(Items from a data source)

────────────────────────────────────────

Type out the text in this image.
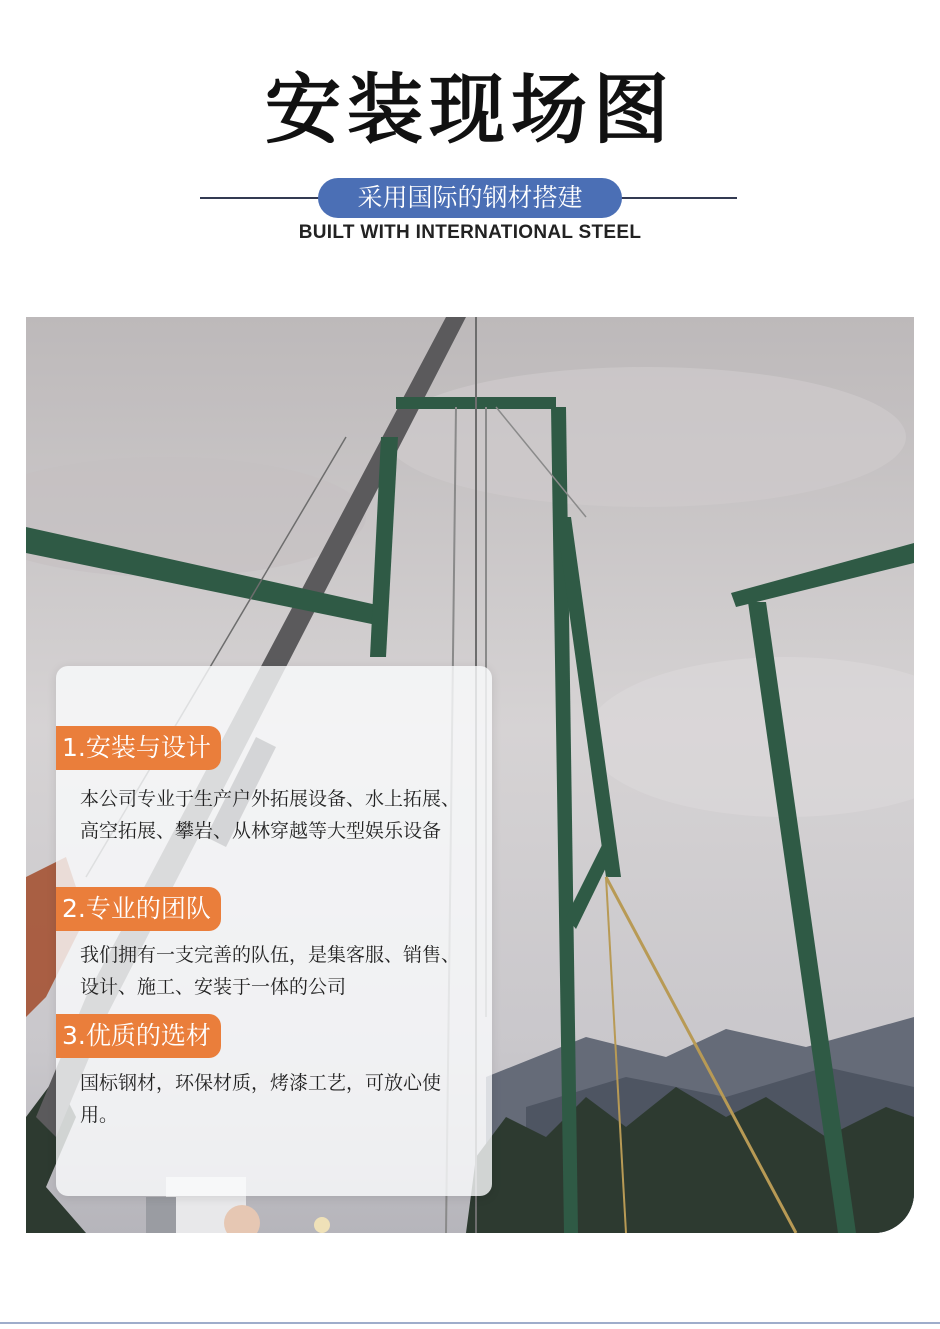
安装现场图
采用国际的钢材搭建
BUILT WITH INTERNATIONAL STEEL
1.安装与设计
本公司专业于生产户外拓展设备、水上拓展、高空拓展、攀岩、从林穿越等大型娱乐设备
2.专业的团队
我们拥有一支完善的队伍，是集客服、销售、设计、施工、安装于一体的公司
3.优质的选材
国标钢材，环保材质，烤漆工艺，可放心使用。
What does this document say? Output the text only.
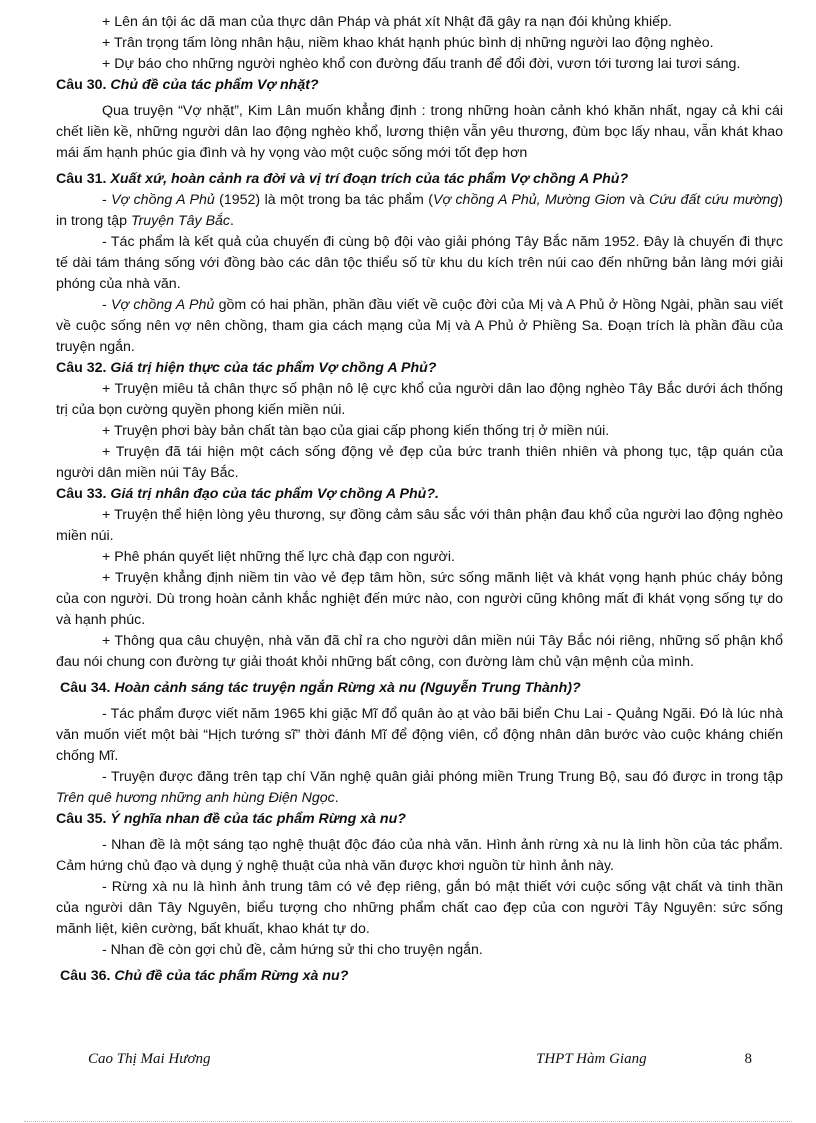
+ Lên án tội ác dã man của thực dân Pháp và phát xít Nhật đã gây ra nạn đói khủng khiếp.

+ Trân trọng tấm lòng nhân hậu, niềm khao khát hạnh phúc bình dị những người lao động nghèo.

+ Dự báo cho những người nghèo khổ con đường đấu tranh để đổi đời, vươn tới tương lai tươi sáng.

Câu 30. Chủ đề của tác phẩm Vợ nhặt?

Qua truyện “Vợ nhặt”, Kim Lân muốn khẳng định : trong những hoàn cảnh khó khăn nhất, ngay cả khi cái chết liền kề, những người dân lao động nghèo khổ, lương thiện vẫn yêu thương, đùm bọc lấy nhau, vẫn khát khao mái ấm hạnh phúc gia đình và hy vọng vào một cuộc sống mới tốt đẹp hơn

Câu 31. Xuất xứ, hoàn cảnh ra đời và vị trí đoạn trích của tác phẩm Vợ chồng A Phủ?

- Vợ chồng A Phủ (1952) là một trong ba tác phẩm (Vợ chồng A Phủ, Mường Giơn và Cứu đất cứu mường) in trong tập Truyện Tây Bắc.

- Tác phẩm là kết quả của chuyến đi cùng bộ đội vào giải phóng Tây Bắc năm 1952. Đây là chuyến đi thực tế dài tám tháng sống với đồng bào các dân tộc thiểu số từ khu du kích trên núi cao đến những bản làng mới giải phóng của nhà văn.

- Vợ chồng A Phủ gồm có hai phần, phần đầu viết về cuộc đời của Mị và A Phủ ở Hồng Ngài, phần sau viết về cuộc sống nên vợ nên chồng, tham gia cách mạng của Mị và A Phủ ở Phiềng Sa. Đoạn trích là phần đầu của truyện ngắn.

Câu 32. Giá trị hiện thực của tác phẩm Vợ chồng A Phủ?

+ Truyện miêu tả chân thực số phận nô lệ cực khổ của người dân lao động nghèo Tây Bắc dưới ách thống trị của bọn cường quyền phong kiến miền núi.

+ Truyện phơi bày bản chất tàn bạo của giai cấp phong kiến thống trị ở miền núi.

+ Truyện đã tái hiện một cách sống động vẻ đẹp của bức tranh thiên nhiên và phong tục, tập quán của người dân miền núi Tây Bắc.

Câu 33. Giá trị nhân đạo của tác phẩm Vợ chồng A Phủ?.

+ Truyện thể hiện lòng yêu thương, sự đồng cảm sâu sắc với thân phận đau khổ của người lao động nghèo miền núi.

+ Phê phán quyết liệt những thế lực chà đạp con người.

+ Truyện khẳng định niềm tin vào vẻ đẹp tâm hồn, sức sống mãnh liệt và khát vọng hạnh phúc cháy bỏng của con người. Dù trong hoàn cảnh khắc nghiệt đến mức nào, con người cũng không mất đi khát vọng sống tự do và hạnh phúc.

+ Thông qua câu chuyện, nhà văn đã chỉ ra cho người dân miền núi Tây Bắc nói riêng, những số phận khổ đau nói chung con đường tự giải thoát khỏi những bất công, con đường làm chủ vận mệnh của mình.

Câu 34. Hoàn cảnh sáng tác truyện ngắn Rừng xà nu (Nguyễn Trung Thành)?

- Tác phẩm được viết năm 1965 khi giặc Mĩ đổ quân ào ạt vào bãi biển Chu Lai - Quảng Ngãi. Đó là lúc nhà văn muốn viết một bài “Hịch tướng sĩ” thời đánh Mĩ để động viên, cổ động nhân dân bước vào cuộc kháng chiến chống Mĩ.

- Truyện được đăng trên tạp chí Văn nghệ quân giải phóng miền Trung Trung Bộ, sau đó được in trong tập Trên quê hương những anh hùng Điện Ngọc.

Câu 35. Ý nghĩa nhan đề của tác phẩm Rừng xà nu?

- Nhan đề là một sáng tạo nghệ thuật độc đáo của nhà văn. Hình ảnh rừng xà nu là linh hồn của tác phẩm. Cảm hứng chủ đạo và dụng ý nghệ thuật của nhà văn được khơi nguồn từ hình ảnh này.

- Rừng xà nu là hình ảnh trung tâm có vẻ đẹp riêng, gắn bó mật thiết với cuộc sống vật chất và tinh thần của người dân Tây Nguyên, biểu tượng cho những phẩm chất cao đẹp của con người Tây Nguyên: sức sống mãnh liệt, kiên cường, bất khuất, khao khát tự do.

- Nhan đề còn gợi chủ đề, cảm hứng sử thi cho truyện ngắn.

Câu 36. Chủ đề của tác phẩm Rừng xà nu?

Cao Thị Mai Hương	THPT Hàm Giang	8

────────────────────────────────────────

_EXERCISE_. From the records above, pick out and copy each line holding the word "đường".

_FINISHED TASK_.
+ Dự báo cho những người nghèo khổ con đường đấu tranh để đổi đời, vươn tới tương lai tươi sáng.
+ Thông qua câu chuyện, nhà văn đã chỉ ra cho người dân miền núi Tây Bắc nói riêng, những số phận khổ đau nói chung con đường tự giải thoát khỏi những bất công, con đường làm chủ vận mệnh của mình.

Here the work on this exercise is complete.